▶ EXERCISE: Every record here needs to be written out again exactly.

▶ RECORDS TO USE:
:::::
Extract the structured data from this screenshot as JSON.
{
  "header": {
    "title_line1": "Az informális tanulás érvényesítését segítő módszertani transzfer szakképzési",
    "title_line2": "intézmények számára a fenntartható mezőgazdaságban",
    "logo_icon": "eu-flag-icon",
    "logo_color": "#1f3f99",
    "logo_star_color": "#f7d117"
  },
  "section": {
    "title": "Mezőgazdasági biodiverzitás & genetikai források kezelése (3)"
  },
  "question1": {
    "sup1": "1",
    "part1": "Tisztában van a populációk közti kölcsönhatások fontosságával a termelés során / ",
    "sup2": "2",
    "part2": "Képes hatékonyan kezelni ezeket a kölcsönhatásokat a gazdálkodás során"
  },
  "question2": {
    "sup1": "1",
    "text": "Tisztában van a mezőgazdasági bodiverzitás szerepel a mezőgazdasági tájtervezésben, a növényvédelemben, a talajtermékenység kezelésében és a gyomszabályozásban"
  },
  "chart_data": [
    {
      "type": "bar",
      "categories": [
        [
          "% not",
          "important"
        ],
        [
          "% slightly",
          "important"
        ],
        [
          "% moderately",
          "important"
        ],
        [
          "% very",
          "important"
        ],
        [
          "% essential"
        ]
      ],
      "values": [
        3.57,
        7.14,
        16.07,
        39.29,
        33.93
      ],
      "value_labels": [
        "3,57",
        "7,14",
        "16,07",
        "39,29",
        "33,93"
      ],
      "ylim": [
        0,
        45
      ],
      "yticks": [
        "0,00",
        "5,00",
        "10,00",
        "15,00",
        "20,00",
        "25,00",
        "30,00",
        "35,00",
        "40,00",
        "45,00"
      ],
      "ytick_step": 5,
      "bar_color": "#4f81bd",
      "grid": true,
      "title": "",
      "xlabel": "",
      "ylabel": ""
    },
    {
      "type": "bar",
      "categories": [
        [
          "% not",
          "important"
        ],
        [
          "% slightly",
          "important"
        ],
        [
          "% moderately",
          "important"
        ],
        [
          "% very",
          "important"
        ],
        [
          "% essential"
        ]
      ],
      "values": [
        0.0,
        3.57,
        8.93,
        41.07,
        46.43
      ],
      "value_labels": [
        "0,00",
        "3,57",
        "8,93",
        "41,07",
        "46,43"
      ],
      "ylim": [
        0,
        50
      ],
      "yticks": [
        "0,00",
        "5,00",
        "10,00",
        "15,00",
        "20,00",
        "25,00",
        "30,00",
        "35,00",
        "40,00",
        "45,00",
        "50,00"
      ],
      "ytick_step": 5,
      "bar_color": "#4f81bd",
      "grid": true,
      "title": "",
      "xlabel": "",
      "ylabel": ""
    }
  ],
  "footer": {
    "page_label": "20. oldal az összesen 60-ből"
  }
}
:::::
▶ RESPONSE FOR THIS EXERCISE:
Extract the structured data from this screenshot as JSON.
{
  "header": {
    "title_line1": "Az informális tanulás érvényesítését segítő módszertani transzfer szakképzési",
    "title_line2": "intézmények számára a fenntartható mezőgazdaságban",
    "logo_icon": "eu-flag-icon",
    "logo_color": "#1f3f99",
    "logo_star_color": "#f7d117"
  },
  "section": {
    "title": "Mezőgazdasági biodiverzitás & genetikai források kezelése (3)"
  },
  "question1": {
    "sup1": "1",
    "part1": "Tisztában van a populációk közti kölcsönhatások fontosságával a termelés során / ",
    "sup2": "2",
    "part2": "Képes hatékonyan kezelni ezeket a kölcsönhatásokat a gazdálkodás során"
  },
  "question2": {
    "sup1": "1",
    "text": "Tisztában van a mezőgazdasági bodiverzitás szerepel a mezőgazdasági tájtervezésben, a növényvédelemben, a talajtermékenység kezelésében és a gyomszabályozásban"
  },
  "chart_data": [
    {
      "type": "bar",
      "categories": [
        [
          "% not",
          "important"
        ],
        [
          "% slightly",
          "important"
        ],
        [
          "% moderately",
          "important"
        ],
        [
          "% very",
          "important"
        ],
        [
          "% essential"
        ]
      ],
      "values": [
        3.57,
        7.14,
        16.07,
        39.29,
        33.93
      ],
      "value_labels": [
        "3,57",
        "7,14",
        "16,07",
        "39,29",
        "33,93"
      ],
      "ylim": [
        0,
        45
      ],
      "yticks": [
        "0,00",
        "5,00",
        "10,00",
        "15,00",
        "20,00",
        "25,00",
        "30,00",
        "35,00",
        "40,00",
        "45,00"
      ],
      "ytick_step": 5,
      "bar_color": "#4f81bd",
      "grid": true,
      "title": "",
      "xlabel": "",
      "ylabel": ""
    },
    {
      "type": "bar",
      "categories": [
        [
          "% not",
          "important"
        ],
        [
          "% slightly",
          "important"
        ],
        [
          "% moderately",
          "important"
        ],
        [
          "% very",
          "important"
        ],
        [
          "% essential"
        ]
      ],
      "values": [
        0.0,
        3.57,
        8.93,
        41.07,
        46.43
      ],
      "value_labels": [
        "0,00",
        "3,57",
        "8,93",
        "41,07",
        "46,43"
      ],
      "ylim": [
        0,
        50
      ],
      "yticks": [
        "0,00",
        "5,00",
        "10,00",
        "15,00",
        "20,00",
        "25,00",
        "30,00",
        "35,00",
        "40,00",
        "45,00",
        "50,00"
      ],
      "ytick_step": 5,
      "bar_color": "#4f81bd",
      "grid": true,
      "title": "",
      "xlabel": "",
      "ylabel": ""
    }
  ],
  "footer": {
    "page_label": "20. oldal az összesen 60-ből"
  }
}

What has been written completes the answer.